## TASK TO CARRY OUT:
Write out every record below exactly as it appears.

## RECORD EXTRACTS:

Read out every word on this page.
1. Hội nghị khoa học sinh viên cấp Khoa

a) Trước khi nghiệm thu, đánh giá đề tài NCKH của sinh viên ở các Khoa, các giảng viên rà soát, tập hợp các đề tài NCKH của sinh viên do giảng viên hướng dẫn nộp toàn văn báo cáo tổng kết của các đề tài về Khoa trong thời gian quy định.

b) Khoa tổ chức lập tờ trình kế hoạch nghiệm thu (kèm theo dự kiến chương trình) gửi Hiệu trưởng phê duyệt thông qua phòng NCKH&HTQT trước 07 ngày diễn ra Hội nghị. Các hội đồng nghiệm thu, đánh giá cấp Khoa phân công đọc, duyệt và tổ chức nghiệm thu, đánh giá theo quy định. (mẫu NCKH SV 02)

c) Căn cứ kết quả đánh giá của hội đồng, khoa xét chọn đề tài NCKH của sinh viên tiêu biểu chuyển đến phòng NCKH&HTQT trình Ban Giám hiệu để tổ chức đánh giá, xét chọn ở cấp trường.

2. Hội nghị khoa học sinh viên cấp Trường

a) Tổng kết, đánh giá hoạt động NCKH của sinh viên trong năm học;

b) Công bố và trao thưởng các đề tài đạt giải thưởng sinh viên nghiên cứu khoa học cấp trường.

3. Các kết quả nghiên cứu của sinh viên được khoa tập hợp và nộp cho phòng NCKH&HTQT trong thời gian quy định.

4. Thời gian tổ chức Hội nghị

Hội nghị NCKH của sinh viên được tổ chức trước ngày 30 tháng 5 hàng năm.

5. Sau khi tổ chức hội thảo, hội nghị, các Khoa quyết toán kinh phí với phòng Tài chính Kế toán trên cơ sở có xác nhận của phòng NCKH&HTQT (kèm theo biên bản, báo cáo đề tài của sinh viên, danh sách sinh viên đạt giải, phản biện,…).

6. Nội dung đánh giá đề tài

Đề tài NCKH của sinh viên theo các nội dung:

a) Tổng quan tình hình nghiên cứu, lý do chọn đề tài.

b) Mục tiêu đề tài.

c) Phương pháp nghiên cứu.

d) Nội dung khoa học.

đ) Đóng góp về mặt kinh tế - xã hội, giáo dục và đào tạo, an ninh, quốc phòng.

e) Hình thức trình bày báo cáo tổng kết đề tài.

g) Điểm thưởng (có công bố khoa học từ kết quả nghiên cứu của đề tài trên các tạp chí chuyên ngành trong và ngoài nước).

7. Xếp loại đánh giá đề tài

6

## ANSWER TO THE EXERCISE:
Read out every word on this page.
1. Hội nghị khoa học sinh viên cấp Khoa

a) Trước khi nghiệm thu, đánh giá đề tài NCKH của sinh viên ở các Khoa, các giảng viên rà soát, tập hợp các đề tài NCKH của sinh viên do giảng viên hướng dẫn nộp toàn văn báo cáo tổng kết của các đề tài về Khoa trong thời gian quy định.

b) Khoa tổ chức lập tờ trình kế hoạch nghiệm thu (kèm theo dự kiến chương trình) gửi Hiệu trưởng phê duyệt thông qua phòng NCKH&HTQT trước 07 ngày diễn ra Hội nghị. Các hội đồng nghiệm thu, đánh giá cấp Khoa phân công đọc, duyệt và tổ chức nghiệm thu, đánh giá theo quy định. (mẫu NCKH SV 02)

c) Căn cứ kết quả đánh giá của hội đồng, khoa xét chọn đề tài NCKH của sinh viên tiêu biểu chuyển đến phòng NCKH&HTQT trình Ban Giám hiệu để tổ chức đánh giá, xét chọn ở cấp trường.

2. Hội nghị khoa học sinh viên cấp Trường

a) Tổng kết, đánh giá hoạt động NCKH của sinh viên trong năm học;

b) Công bố và trao thưởng các đề tài đạt giải thưởng sinh viên nghiên cứu khoa học cấp trường.

3. Các kết quả nghiên cứu của sinh viên được khoa tập hợp và nộp cho phòng NCKH&HTQT trong thời gian quy định.

4. Thời gian tổ chức Hội nghị

Hội nghị NCKH của sinh viên được tổ chức trước ngày 30 tháng 5 hàng năm.

5. Sau khi tổ chức hội thảo, hội nghị, các Khoa quyết toán kinh phí với phòng Tài chính Kế toán trên cơ sở có xác nhận của phòng NCKH&HTQT (kèm theo biên bản, báo cáo đề tài của sinh viên, danh sách sinh viên đạt giải, phản biện,…).

6. Nội dung đánh giá đề tài

Đề tài NCKH của sinh viên theo các nội dung:

a) Tổng quan tình hình nghiên cứu, lý do chọn đề tài.

b) Mục tiêu đề tài.

c) Phương pháp nghiên cứu.

d) Nội dung khoa học.

đ) Đóng góp về mặt kinh tế - xã hội, giáo dục và đào tạo, an ninh, quốc phòng.

e) Hình thức trình bày báo cáo tổng kết đề tài.

g) Điểm thưởng (có công bố khoa học từ kết quả nghiên cứu của đề tài trên các tạp chí chuyên ngành trong và ngoài nước).

7. Xếp loại đánh giá đề tài

6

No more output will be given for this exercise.